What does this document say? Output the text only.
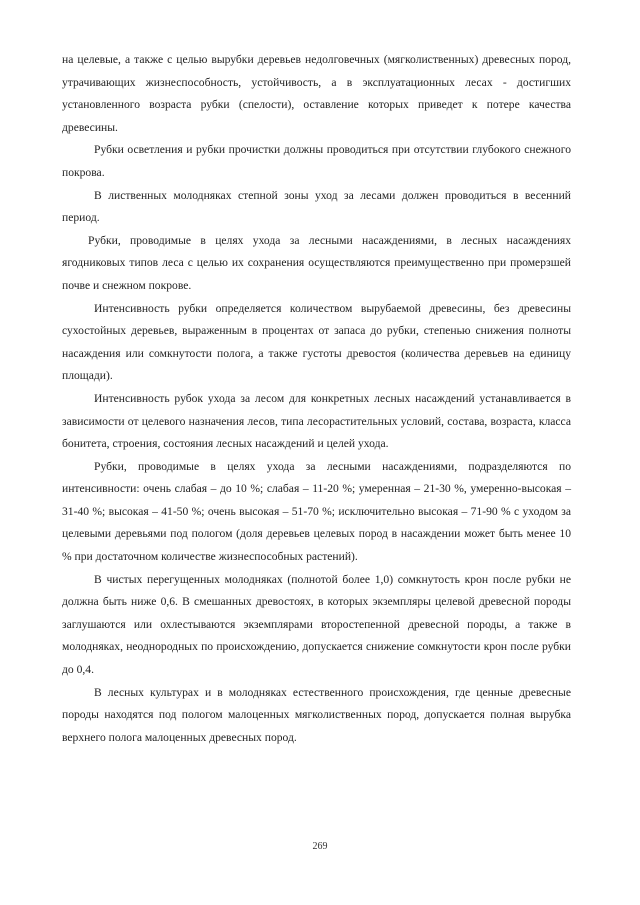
на целевые, а также с целью вырубки деревьев недолговечных (мягколиственных) древесных пород, утрачивающих жизнеспособность, устойчивость, а в эксплуатационных лесах - достигших установленного возраста рубки (спелости), оставление которых приведет к потере качества древесины.

Рубки осветления и рубки прочистки должны проводиться при отсутствии глубокого снежного покрова.

В лиственных молодняках степной зоны уход за лесами должен проводиться в весенний период.

Рубки, проводимые в целях ухода за лесными насаждениями, в лесных насаждениях ягодниковых типов леса с целью их сохранения осуществляются преимущественно при промерзшей почве и снежном покрове.

Интенсивность рубки определяется количеством вырубаемой древесины, без древесины сухостойных деревьев, выраженным в процентах от запаса до рубки, степенью снижения полноты насаждения или сомкнутости полога, а также густоты древостоя (количества деревьев на единицу площади).

Интенсивность рубок ухода за лесом для конкретных лесных насаждений устанавливается в зависимости от целевого назначения лесов, типа лесорастительных условий, состава, возраста, класса бонитета, строения, состояния лесных насаждений и целей ухода.

Рубки, проводимые в целях ухода за лесными насаждениями, подразделяются по интенсивности: очень слабая – до 10 %; слабая – 11-20 %; умеренная – 21-30 %, умеренно-высокая – 31-40 %; высокая – 41-50 %; очень высокая – 51-70 %; исключительно высокая – 71-90 % с уходом за целевыми деревьями под пологом (доля деревьев целевых пород в насаждении может быть менее 10 % при достаточном количестве жизнеспособных растений).

В чистых перегущенных молодняках (полнотой более 1,0) сомкнутость крон после рубки не должна быть ниже 0,6. В смешанных древостоях, в которых экземпляры целевой древесной породы заглушаются или охлестываются экземплярами второстепенной древесной породы, а также в молодняках, неоднородных по происхождению, допускается снижение сомкнутости крон после рубки до 0,4.

В лесных культурах и в молодняках естественного происхождения, где ценные древесные породы находятся под пологом малоценных мягколиственных пород, допускается полная вырубка верхнего полога малоценных древесных пород.

269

------------------------------------------------------------

### What is asked
Copy out the lines in which the string "целях" appears.

### Result of this exercise
Рубки, проводимые в целях ухода за лесными насаждениями, в лесных насаждениях ягодниковых типов леса с целью их сохранения осуществляются преимущественно при промерзшей почве и снежном покрове.
Рубки, проводимые в целях ухода за лесными насаждениями, подразделяются по интенсивности: очень слабая – до 10 %; слабая – 11-20 %; умеренная – 21-30 %, умеренно-высокая – 31-40 %; высокая – 41-50 %; очень высокая – 51-70 %; исключительно высокая – 71-90 % с уходом за целевыми деревьями под пологом (доля деревьев целевых пород в насаждении может быть менее 10 % при достаточном количестве жизнеспособных растений).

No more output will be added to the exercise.